### [Exercise requirements]
In the lines of the listing starting at the one containing "fold-icon[interactable] [25,41,34,50]" and ending at the one containing "code-line[interactable] [35,263,1069,278]", change every occurrence of "paramMap" to "parameterMap" and reproduce those lines with nothing else altered.

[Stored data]
--------------------------------------------------

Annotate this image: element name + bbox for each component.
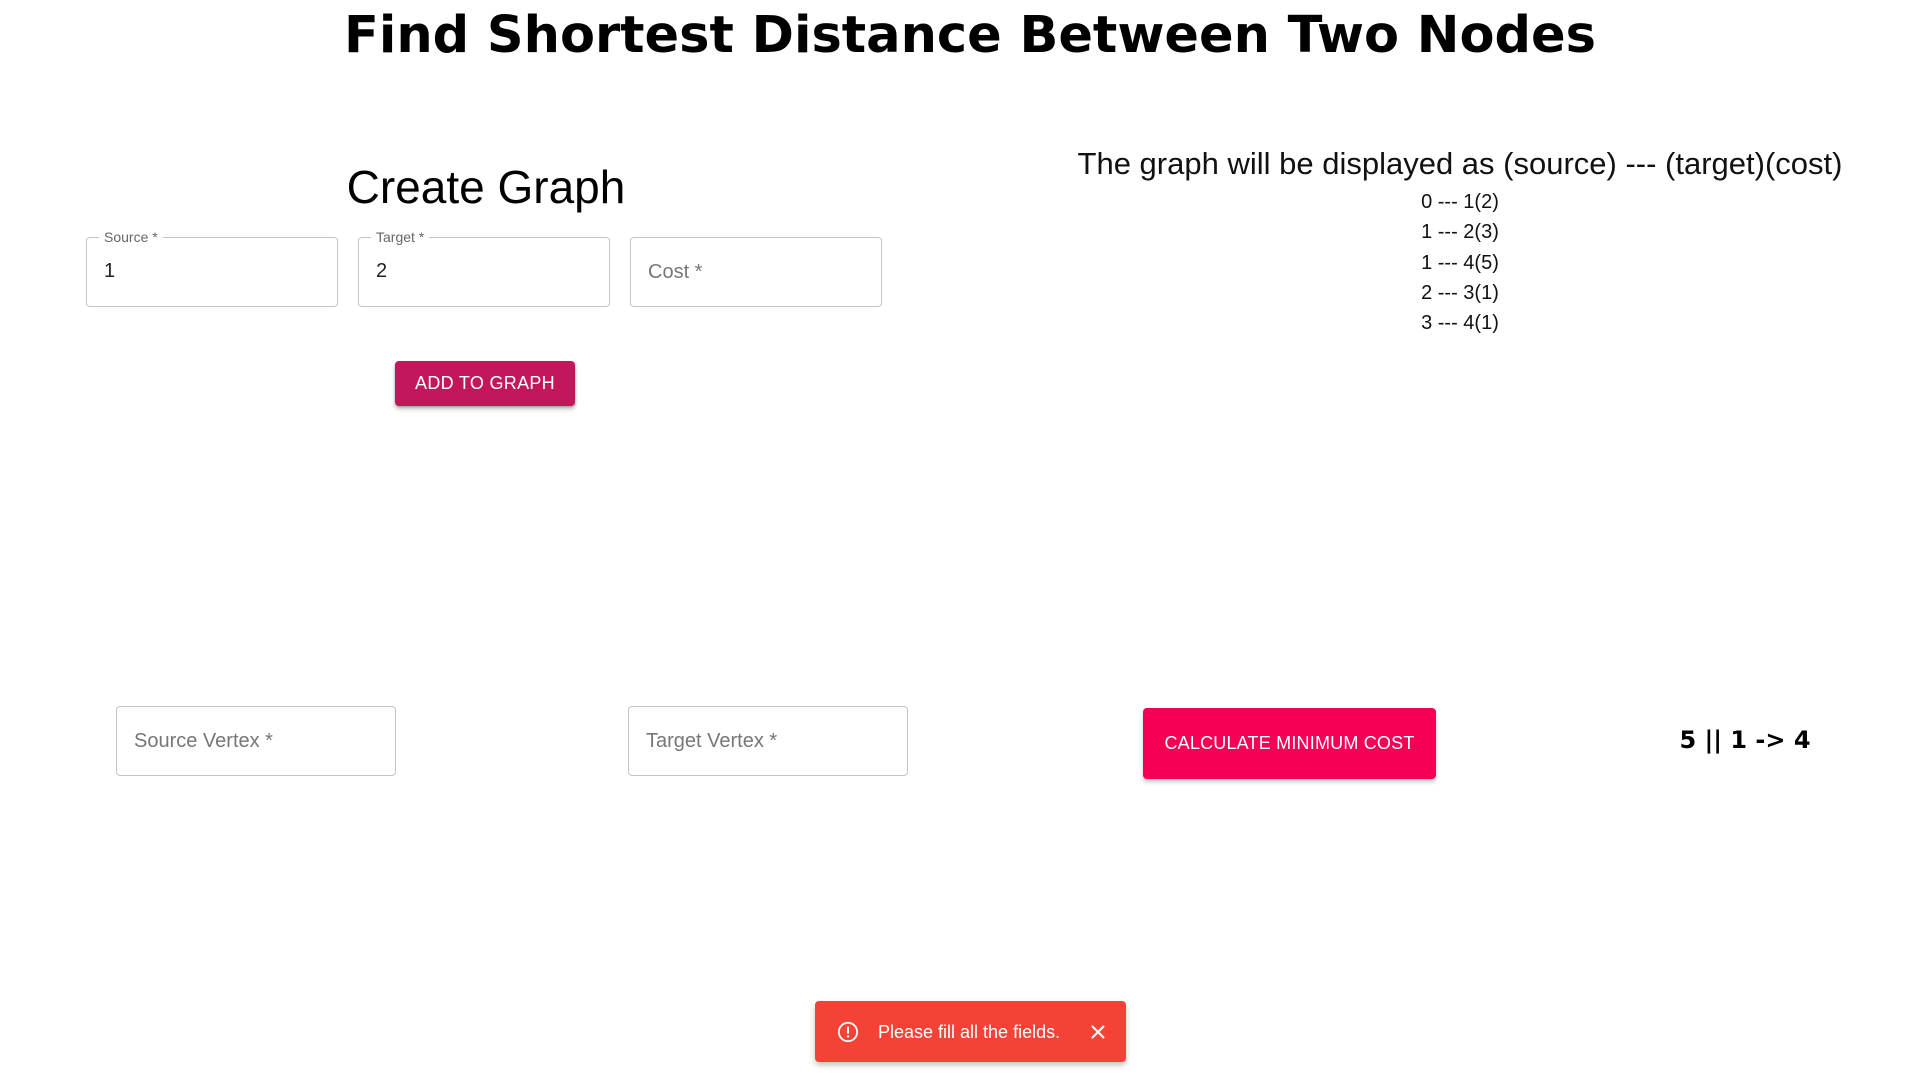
page-title: Find Shortest Distance Between Two Nodes <box>344 6 1596 65</box>
edge-item: 3 --- 4(1) <box>1421 312 1499 335</box>
create-graph-title: Create Graph <box>346 161 626 213</box>
target-vertex-placeholder: Target Vertex * <box>646 730 778 752</box>
graph-display-heading: The graph will be displayed as (source) … <box>1077 146 1843 181</box>
cost-field[interactable]: Cost * <box>630 237 882 307</box>
error-snackbar: Please fill all the fields. <box>815 1001 1126 1062</box>
calculate-minimum-cost-button[interactable]: CALCULATE MINIMUM COST <box>1143 708 1436 779</box>
edge-item: 1 --- 2(3) <box>1421 221 1499 244</box>
target-vertex-field[interactable]: Target Vertex * <box>628 706 908 776</box>
add-to-graph-button[interactable]: ADD TO GRAPH <box>395 361 575 406</box>
error-outline-icon <box>837 1021 859 1043</box>
edge-item: 1 --- 4(5) <box>1421 251 1499 274</box>
close-icon[interactable] <box>1087 1021 1109 1043</box>
edge-list: 0 --- 1(2) 1 --- 2(3) 1 --- 4(5) 2 --- 3… <box>1270 187 1650 338</box>
target-field-label: Target * <box>371 229 430 245</box>
edge-item: 0 --- 1(2) <box>1421 191 1499 213</box>
target-field[interactable]: Target * 2 <box>358 229 610 307</box>
source-field-label: Source * <box>99 229 163 245</box>
source-field[interactable]: Source * 1 <box>86 229 338 307</box>
source-field-value: 1 <box>104 260 116 282</box>
snackbar-message: Please fill all the fields. <box>878 1022 1061 1042</box>
cost-field-placeholder: Cost * <box>648 261 703 283</box>
target-field-value: 2 <box>376 260 388 282</box>
source-vertex-field[interactable]: Source Vertex * <box>116 706 396 776</box>
edge-item: 2 --- 3(1) <box>1421 281 1499 304</box>
result-text: 5 || 1 -> 4 <box>1679 726 1811 754</box>
app-root: Find Shortest Distance Between Two Nodes… <box>0 0 1920 1080</box>
source-vertex-placeholder: Source Vertex * <box>134 730 273 752</box>
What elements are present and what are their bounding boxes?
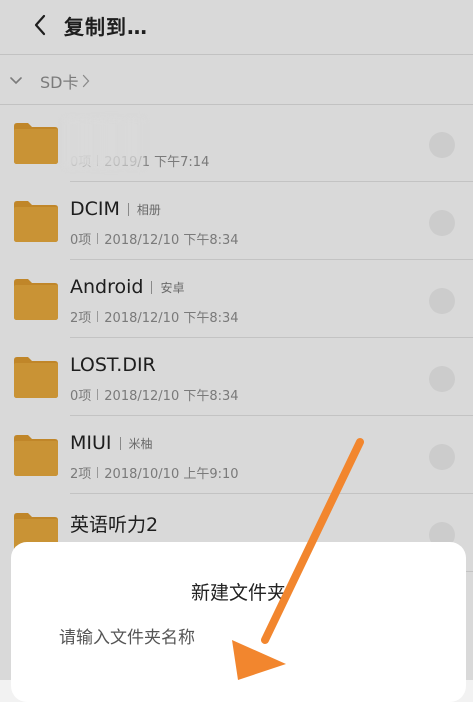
folder-meta: 2项 2018/10/10 上午9:10 bbox=[70, 463, 239, 482]
breadcrumb: SD卡 bbox=[0, 60, 473, 102]
list-item[interactable]: DCIM 相册 0项 2018/12/10 下午8:34 bbox=[0, 182, 473, 260]
folder-name: LOST.DIR bbox=[70, 354, 156, 376]
folder-name: 英语听力2 bbox=[70, 514, 159, 536]
folder-icon bbox=[14, 357, 58, 398]
item-count: 0项 bbox=[70, 233, 92, 248]
folder-meta: 0项 2018/12/10 下午8:34 bbox=[70, 229, 239, 248]
folder-icon bbox=[14, 279, 58, 320]
item-count: 2项 bbox=[70, 311, 92, 326]
privacy-blur bbox=[64, 118, 144, 168]
header-divider bbox=[0, 54, 473, 55]
list-item[interactable]: 0项2019/1 下午7:14 bbox=[0, 104, 473, 182]
modified-date: 2018/12/10 下午8:34 bbox=[104, 233, 239, 248]
radio-circle-icon[interactable] bbox=[429, 210, 455, 236]
back-button[interactable] bbox=[18, 3, 62, 47]
folder-title: Android 安卓 bbox=[70, 276, 184, 298]
top-bar: 复制到… bbox=[0, 0, 473, 50]
folder-name: MIUI bbox=[70, 432, 112, 454]
new-folder-dialog: 新建文件夹 bbox=[11, 542, 466, 702]
item-count: 2项 bbox=[70, 467, 92, 482]
separator bbox=[97, 311, 99, 322]
list-item[interactable]: LOST.DIR 0项 2018/12/10 下午8:34 bbox=[0, 338, 473, 416]
page-title: 复制到… bbox=[64, 14, 148, 39]
folder-meta: 2项 2018/12/10 下午8:34 bbox=[70, 307, 239, 326]
separator bbox=[97, 389, 99, 400]
folder-name: DCIM bbox=[70, 198, 120, 220]
radio-circle-icon[interactable] bbox=[429, 444, 455, 470]
folder-title: DCIM 相册 bbox=[70, 198, 161, 220]
folder-alias: 米柚 bbox=[128, 436, 153, 451]
folder-meta: 0项 2018/12/10 下午8:34 bbox=[70, 385, 239, 404]
modified-date: 2018/12/10 下午8:34 bbox=[104, 389, 239, 404]
separator bbox=[127, 202, 129, 216]
list-item[interactable]: Android 安卓 2项 2018/12/10 下午8:34 bbox=[0, 260, 473, 338]
folder-icon bbox=[14, 435, 58, 476]
radio-circle-icon[interactable] bbox=[429, 132, 455, 158]
chevron-down-icon[interactable] bbox=[8, 73, 24, 89]
folder-title: LOST.DIR bbox=[70, 354, 156, 376]
folder-title: MIUI 米柚 bbox=[70, 432, 153, 454]
modified-date: 2018/10/10 上午9:10 bbox=[104, 467, 239, 482]
item-count: 0项 bbox=[70, 389, 92, 404]
radio-circle-icon[interactable] bbox=[429, 288, 455, 314]
list-item[interactable]: MIUI 米柚 2项 2018/10/10 上午9:10 bbox=[0, 416, 473, 494]
separator bbox=[151, 280, 153, 294]
folder-alias: 相册 bbox=[136, 202, 161, 217]
chevron-right-icon bbox=[82, 74, 90, 88]
separator bbox=[97, 467, 99, 478]
folder-name-input[interactable] bbox=[59, 624, 419, 652]
breadcrumb-sd-card[interactable]: SD卡 bbox=[40, 69, 78, 93]
folder-alias: 安卓 bbox=[160, 280, 185, 295]
folder-icon bbox=[14, 201, 58, 242]
folder-title: 英语听力2 bbox=[70, 510, 158, 537]
folder-name: Android bbox=[70, 276, 144, 298]
dialog-title: 新建文件夹 bbox=[190, 582, 286, 604]
folder-icon bbox=[14, 123, 58, 164]
file-list: 0项2019/1 下午7:14 DCIM 相册 0项 2018/12/10 下午8:34… bbox=[0, 104, 473, 572]
radio-circle-icon[interactable] bbox=[429, 366, 455, 392]
separator bbox=[119, 436, 121, 450]
chevron-left-icon bbox=[34, 14, 46, 36]
modified-date: 2018/12/10 下午8:34 bbox=[104, 311, 239, 326]
separator bbox=[97, 233, 99, 244]
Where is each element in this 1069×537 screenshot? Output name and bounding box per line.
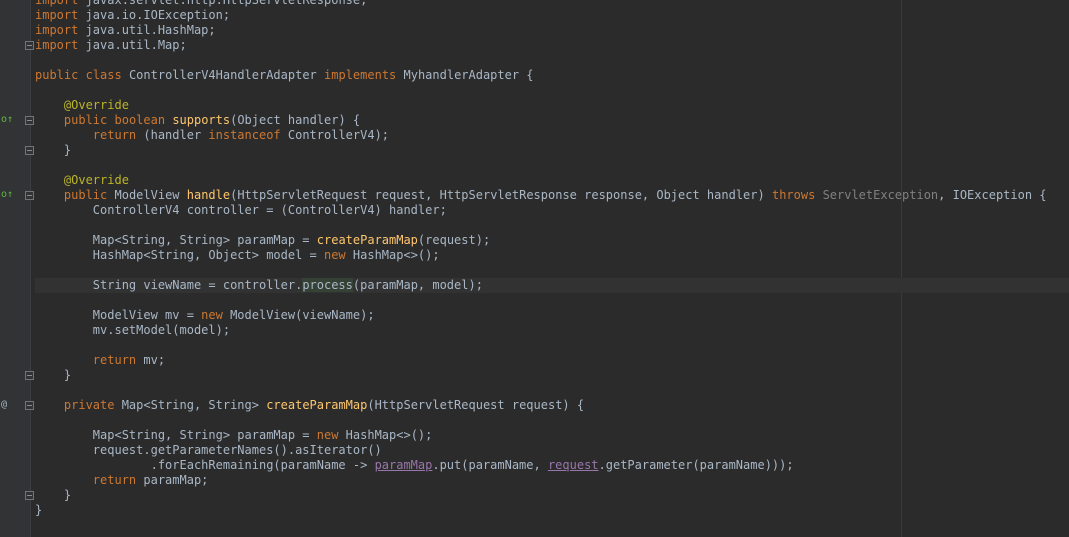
fold-icon[interactable] [25,41,34,50]
code-line[interactable]: import java.util.Map; [35,38,1069,53]
code-line[interactable]: public class ControllerV4HandlerAdapter … [35,68,1069,83]
code-line[interactable]: import javax.servlet.http.HttpServletRes… [35,0,1069,8]
code-line[interactable]: } [35,143,1069,158]
code-line[interactable]: return paramMap; [35,473,1069,488]
code-line[interactable] [35,158,1069,173]
code-line[interactable] [35,53,1069,68]
fold-icon[interactable] [25,491,34,500]
code-line[interactable]: ControllerV4 controller = (ControllerV4)… [35,203,1069,218]
code-line[interactable]: request.getParameterNames().asIterator() [35,443,1069,458]
code-line[interactable]: Map<String, String> paramMap = new HashM… [35,428,1069,443]
code-line[interactable]: } [35,488,1069,503]
code-line[interactable] [35,383,1069,398]
code-line[interactable]: public boolean supports(Object handler) … [35,113,1069,128]
fold-icon[interactable] [25,371,34,380]
code-line[interactable] [35,413,1069,428]
code-line[interactable] [35,293,1069,308]
code-line[interactable] [35,263,1069,278]
code-line[interactable]: HashMap<String, Object> model = new Hash… [35,248,1069,263]
code-line[interactable]: import java.util.HashMap; [35,23,1069,38]
fold-icon[interactable] [25,146,34,155]
code-line[interactable] [35,83,1069,98]
editor-gutter[interactable]: o↑ o↑ @ [0,0,34,537]
code-line[interactable]: return mv; [35,353,1069,368]
fold-icon[interactable] [25,191,34,200]
code-line[interactable]: return (handler instanceof ControllerV4)… [35,128,1069,143]
at-marker[interactable]: @ [1,397,7,412]
code-line[interactable]: @Override [35,98,1069,113]
code-line[interactable]: } [35,503,1069,518]
override-marker-handle[interactable]: o↑ [1,187,13,202]
code-line[interactable]: ModelView mv = new ModelView(viewName); [35,308,1069,323]
code-line[interactable]: } [35,368,1069,383]
code-line[interactable]: String viewName = controller.process(par… [35,278,1069,293]
code-line[interactable]: mv.setModel(model); [35,323,1069,338]
code-line[interactable]: @Override [35,173,1069,188]
override-marker-supports[interactable]: o↑ [1,112,13,127]
code-line[interactable]: import java.io.IOException; [35,8,1069,23]
fold-icon[interactable] [25,116,34,125]
code-line[interactable]: public ModelView handle(HttpServletReque… [35,188,1069,203]
code-editor[interactable]: import javax.servlet.http.HttpServletRes… [35,0,1069,518]
code-line[interactable]: .forEachRemaining(paramName -> paramMap.… [35,458,1069,473]
fold-icon[interactable] [25,401,34,410]
code-line[interactable] [35,218,1069,233]
code-line[interactable]: Map<String, String> paramMap = createPar… [35,233,1069,248]
code-line[interactable]: private Map<String, String> createParamM… [35,398,1069,413]
code-line[interactable] [35,338,1069,353]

--------------------------------------------------

### [The answer]
fold-icon[interactable] [25,41,34,50]
code-line[interactable]: import java.util.Map; [35,38,1069,53]
code-line[interactable]: public class ControllerV4HandlerAdapter … [35,68,1069,83]
code-line[interactable]: import javax.servlet.http.HttpServletRes… [35,0,1069,8]
code-line[interactable]: } [35,143,1069,158]
code-line[interactable]: return parameterMap; [35,473,1069,488]
code-line[interactable] [35,158,1069,173]
code-line[interactable] [35,53,1069,68]
fold-icon[interactable] [25,491,34,500]
code-line[interactable]: ControllerV4 controller = (ControllerV4)… [35,203,1069,218]
code-line[interactable]: request.getParameterNames().asIterator() [35,443,1069,458]
code-line[interactable]: Map<String, String> parameterMap = new HashM… [35,428,1069,443]
code-line[interactable]: } [35,488,1069,503]
code-line[interactable] [35,383,1069,398]
code-line[interactable]: public boolean supports(Object handler) … [35,113,1069,128]
fold-icon[interactable] [25,371,34,380]
code-line[interactable] [35,413,1069,428]
code-line[interactable] [35,293,1069,308]
code-line[interactable] [35,263,1069,278]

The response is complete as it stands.